- EXERCISE INPUT -
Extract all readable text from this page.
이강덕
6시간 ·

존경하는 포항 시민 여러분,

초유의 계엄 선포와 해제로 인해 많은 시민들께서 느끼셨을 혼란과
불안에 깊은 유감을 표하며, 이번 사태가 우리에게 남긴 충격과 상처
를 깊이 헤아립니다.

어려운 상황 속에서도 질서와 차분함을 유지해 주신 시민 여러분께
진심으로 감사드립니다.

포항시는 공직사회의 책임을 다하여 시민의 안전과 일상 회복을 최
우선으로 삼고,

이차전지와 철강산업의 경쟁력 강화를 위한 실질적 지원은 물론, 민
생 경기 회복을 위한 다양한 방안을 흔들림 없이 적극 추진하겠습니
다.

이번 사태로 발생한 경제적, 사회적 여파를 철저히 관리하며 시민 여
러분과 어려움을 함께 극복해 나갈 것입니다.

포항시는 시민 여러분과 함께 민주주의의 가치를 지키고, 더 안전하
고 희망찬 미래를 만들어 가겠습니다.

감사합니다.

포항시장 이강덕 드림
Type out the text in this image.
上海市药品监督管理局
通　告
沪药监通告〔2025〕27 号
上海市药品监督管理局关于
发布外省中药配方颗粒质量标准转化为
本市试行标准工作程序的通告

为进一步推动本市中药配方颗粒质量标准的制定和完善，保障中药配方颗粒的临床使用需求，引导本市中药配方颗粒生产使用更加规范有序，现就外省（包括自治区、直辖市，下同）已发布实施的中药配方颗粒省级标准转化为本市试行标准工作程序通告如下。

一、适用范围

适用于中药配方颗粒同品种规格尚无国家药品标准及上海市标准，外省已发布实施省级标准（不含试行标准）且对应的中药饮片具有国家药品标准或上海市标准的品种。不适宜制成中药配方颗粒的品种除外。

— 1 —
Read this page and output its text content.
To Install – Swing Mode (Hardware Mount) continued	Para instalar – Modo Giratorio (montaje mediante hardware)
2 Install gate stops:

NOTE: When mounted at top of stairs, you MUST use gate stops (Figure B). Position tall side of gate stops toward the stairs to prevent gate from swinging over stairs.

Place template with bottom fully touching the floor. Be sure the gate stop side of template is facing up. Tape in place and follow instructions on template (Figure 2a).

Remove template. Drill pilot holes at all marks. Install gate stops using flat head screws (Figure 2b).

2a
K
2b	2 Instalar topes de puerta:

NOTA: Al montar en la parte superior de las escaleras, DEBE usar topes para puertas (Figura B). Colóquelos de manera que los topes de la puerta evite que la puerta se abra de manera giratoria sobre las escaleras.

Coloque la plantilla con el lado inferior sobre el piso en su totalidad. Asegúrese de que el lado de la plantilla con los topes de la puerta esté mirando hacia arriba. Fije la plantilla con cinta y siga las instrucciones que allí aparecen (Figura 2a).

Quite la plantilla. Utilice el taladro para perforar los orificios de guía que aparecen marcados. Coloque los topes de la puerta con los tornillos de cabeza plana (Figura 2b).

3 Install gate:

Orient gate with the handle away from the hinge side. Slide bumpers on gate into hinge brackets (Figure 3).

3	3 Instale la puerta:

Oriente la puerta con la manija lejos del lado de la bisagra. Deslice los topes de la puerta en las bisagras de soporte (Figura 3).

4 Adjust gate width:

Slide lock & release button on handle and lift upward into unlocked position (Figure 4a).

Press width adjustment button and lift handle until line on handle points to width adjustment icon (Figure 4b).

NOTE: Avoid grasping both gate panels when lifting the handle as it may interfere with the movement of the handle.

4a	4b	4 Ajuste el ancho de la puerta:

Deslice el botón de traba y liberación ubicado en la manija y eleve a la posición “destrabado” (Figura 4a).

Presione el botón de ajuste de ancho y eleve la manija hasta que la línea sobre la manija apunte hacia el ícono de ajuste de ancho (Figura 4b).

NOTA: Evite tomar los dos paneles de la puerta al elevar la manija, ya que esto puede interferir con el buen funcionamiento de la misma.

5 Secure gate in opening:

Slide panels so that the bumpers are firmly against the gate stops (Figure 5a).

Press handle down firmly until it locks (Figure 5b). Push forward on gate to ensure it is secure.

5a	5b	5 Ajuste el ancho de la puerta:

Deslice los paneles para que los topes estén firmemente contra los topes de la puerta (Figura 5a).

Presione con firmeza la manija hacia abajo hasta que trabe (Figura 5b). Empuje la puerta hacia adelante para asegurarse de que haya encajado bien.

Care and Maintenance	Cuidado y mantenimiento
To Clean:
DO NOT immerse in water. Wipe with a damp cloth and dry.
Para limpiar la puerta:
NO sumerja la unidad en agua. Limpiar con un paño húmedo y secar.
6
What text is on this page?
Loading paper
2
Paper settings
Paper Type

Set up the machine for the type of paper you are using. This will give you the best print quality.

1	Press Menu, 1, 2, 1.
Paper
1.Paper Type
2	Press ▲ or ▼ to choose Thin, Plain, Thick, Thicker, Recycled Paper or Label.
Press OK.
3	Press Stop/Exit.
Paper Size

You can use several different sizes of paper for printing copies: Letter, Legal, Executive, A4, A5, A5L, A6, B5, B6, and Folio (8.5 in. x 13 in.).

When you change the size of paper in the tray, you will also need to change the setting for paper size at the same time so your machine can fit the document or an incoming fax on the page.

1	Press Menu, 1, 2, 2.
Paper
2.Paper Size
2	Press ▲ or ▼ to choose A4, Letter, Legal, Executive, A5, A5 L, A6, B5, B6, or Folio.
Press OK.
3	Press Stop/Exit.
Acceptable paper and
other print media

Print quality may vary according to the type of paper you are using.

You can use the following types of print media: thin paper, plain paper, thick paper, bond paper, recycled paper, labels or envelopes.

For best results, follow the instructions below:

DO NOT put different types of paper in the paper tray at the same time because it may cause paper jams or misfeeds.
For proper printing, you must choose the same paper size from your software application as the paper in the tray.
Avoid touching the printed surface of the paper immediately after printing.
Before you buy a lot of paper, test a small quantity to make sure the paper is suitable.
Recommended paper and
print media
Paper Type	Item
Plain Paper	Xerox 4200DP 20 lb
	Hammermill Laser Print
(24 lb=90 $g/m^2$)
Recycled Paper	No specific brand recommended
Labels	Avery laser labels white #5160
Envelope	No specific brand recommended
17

- AIM OF THE EXERCISE -
Go through the material above line by line and copy it exactly.

- TASK ANSWER -
Extract all readable text from this page.
이강덕
6시간 ·

존경하는 포항 시민 여러분,

초유의 계엄 선포와 해제로 인해 많은 시민들께서 느끼셨을 혼란과
불안에 깊은 유감을 표하며, 이번 사태가 우리에게 남긴 충격과 상처
를 깊이 헤아립니다.

어려운 상황 속에서도 질서와 차분함을 유지해 주신 시민 여러분께
진심으로 감사드립니다.

포항시는 공직사회의 책임을 다하여 시민의 안전과 일상 회복을 최
우선으로 삼고,

이차전지와 철강산업의 경쟁력 강화를 위한 실질적 지원은 물론, 민
생 경기 회복을 위한 다양한 방안을 흔들림 없이 적극 추진하겠습니
다.

이번 사태로 발생한 경제적, 사회적 여파를 철저히 관리하며 시민 여
러분과 어려움을 함께 극복해 나갈 것입니다.

포항시는 시민 여러분과 함께 민주주의의 가치를 지키고, 더 안전하
고 희망찬 미래를 만들어 가겠습니다.

감사합니다.

포항시장 이강덕 드림
Type out the text in this image.
上海市药品监督管理局
通　告
沪药监通告〔2025〕27 号
上海市药品监督管理局关于
发布外省中药配方颗粒质量标准转化为
本市试行标准工作程序的通告

为进一步推动本市中药配方颗粒质量标准的制定和完善，保障中药配方颗粒的临床使用需求，引导本市中药配方颗粒生产使用更加规范有序，现就外省（包括自治区、直辖市，下同）已发布实施的中药配方颗粒省级标准转化为本市试行标准工作程序通告如下。

一、适用范围

适用于中药配方颗粒同品种规格尚无国家药品标准及上海市标准，外省已发布实施省级标准（不含试行标准）且对应的中药饮片具有国家药品标准或上海市标准的品种。不适宜制成中药配方颗粒的品种除外。

— 1 —
Read this page and output its text content.
To Install – Swing Mode (Hardware Mount) continued	Para instalar – Modo Giratorio (montaje mediante hardware)
2 Install gate stops:

NOTE: When mounted at top of stairs, you MUST use gate stops (Figure B). Position tall side of gate stops toward the stairs to prevent gate from swinging over stairs.

Place template with bottom fully touching the floor. Be sure the gate stop side of template is facing up. Tape in place and follow instructions on template (Figure 2a).

Remove template. Drill pilot holes at all marks. Install gate stops using flat head screws (Figure 2b).

2a
K
2b	2 Instalar topes de puerta:

NOTA: Al montar en la parte superior de las escaleras, DEBE usar topes para puertas (Figura B). Colóquelos de manera que los topes de la puerta evite que la puerta se abra de manera giratoria sobre las escaleras.

Coloque la plantilla con el lado inferior sobre el piso en su totalidad. Asegúrese de que el lado de la plantilla con los topes de la puerta esté mirando hacia arriba. Fije la plantilla con cinta y siga las instrucciones que allí aparecen (Figura 2a).

Quite la plantilla. Utilice el taladro para perforar los orificios de guía que aparecen marcados. Coloque los topes de la puerta con los tornillos de cabeza plana (Figura 2b).

3 Install gate:

Orient gate with the handle away from the hinge side. Slide bumpers on gate into hinge brackets (Figure 3).

3	3 Instale la puerta:

Oriente la puerta con la manija lejos del lado de la bisagra. Deslice los topes de la puerta en las bisagras de soporte (Figura 3).

4 Adjust gate width:

Slide lock & release button on handle and lift upward into unlocked position (Figure 4a).

Press width adjustment button and lift handle until line on handle points to width adjustment icon (Figure 4b).

NOTE: Avoid grasping both gate panels when lifting the handle as it may interfere with the movement of the handle.

4a	4b	4 Ajuste el ancho de la puerta:

Deslice el botón de traba y liberación ubicado en la manija y eleve a la posición “destrabado” (Figura 4a).

Presione el botón de ajuste de ancho y eleve la manija hasta que la línea sobre la manija apunte hacia el ícono de ajuste de ancho (Figura 4b).

NOTA: Evite tomar los dos paneles de la puerta al elevar la manija, ya que esto puede interferir con el buen funcionamiento de la misma.

5 Secure gate in opening:

Slide panels so that the bumpers are firmly against the gate stops (Figure 5a).

Press handle down firmly until it locks (Figure 5b). Push forward on gate to ensure it is secure.

5a	5b	5 Ajuste el ancho de la puerta:

Deslice los paneles para que los topes estén firmemente contra los topes de la puerta (Figura 5a).

Presione con firmeza la manija hacia abajo hasta que trabe (Figura 5b). Empuje la puerta hacia adelante para asegurarse de que haya encajado bien.

Care and Maintenance	Cuidado y mantenimiento
To Clean:
DO NOT immerse in water. Wipe with a damp cloth and dry.
Para limpiar la puerta:
NO sumerja la unidad en agua. Limpiar con un paño húmedo y secar.
6
What text is on this page?
Loading paper
2
Paper settings
Paper Type

Set up the machine for the type of paper you are using. This will give you the best print quality.

1	Press Menu, 1, 2, 1.
Paper
1.Paper Type
2	Press ▲ or ▼ to choose Thin, Plain, Thick, Thicker, Recycled Paper or Label.
Press OK.
3	Press Stop/Exit.
Paper Size

You can use several different sizes of paper for printing copies: Letter, Legal, Executive, A4, A5, A5L, A6, B5, B6, and Folio (8.5 in. x 13 in.).

When you change the size of paper in the tray, you will also need to change the setting for paper size at the same time so your machine can fit the document or an incoming fax on the page.

1	Press Menu, 1, 2, 2.
Paper
2.Paper Size
2	Press ▲ or ▼ to choose A4, Letter, Legal, Executive, A5, A5 L, A6, B5, B6, or Folio.
Press OK.
3	Press Stop/Exit.
Acceptable paper and
other print media

Print quality may vary according to the type of paper you are using.

You can use the following types of print media: thin paper, plain paper, thick paper, bond paper, recycled paper, labels or envelopes.

For best results, follow the instructions below:

DO NOT put different types of paper in the paper tray at the same time because it may cause paper jams or misfeeds.
For proper printing, you must choose the same paper size from your software application as the paper in the tray.
Avoid touching the printed surface of the paper immediately after printing.
Before you buy a lot of paper, test a small quantity to make sure the paper is suitable.
Recommended paper and
print media
Paper Type	Item
Plain Paper	Xerox 4200DP 20 lb
	Hammermill Laser Print
(24 lb=90 $g/m^2$)
Recycled Paper	No specific brand recommended
Labels	Avery laser labels white #5160
Envelope	No specific brand recommended
17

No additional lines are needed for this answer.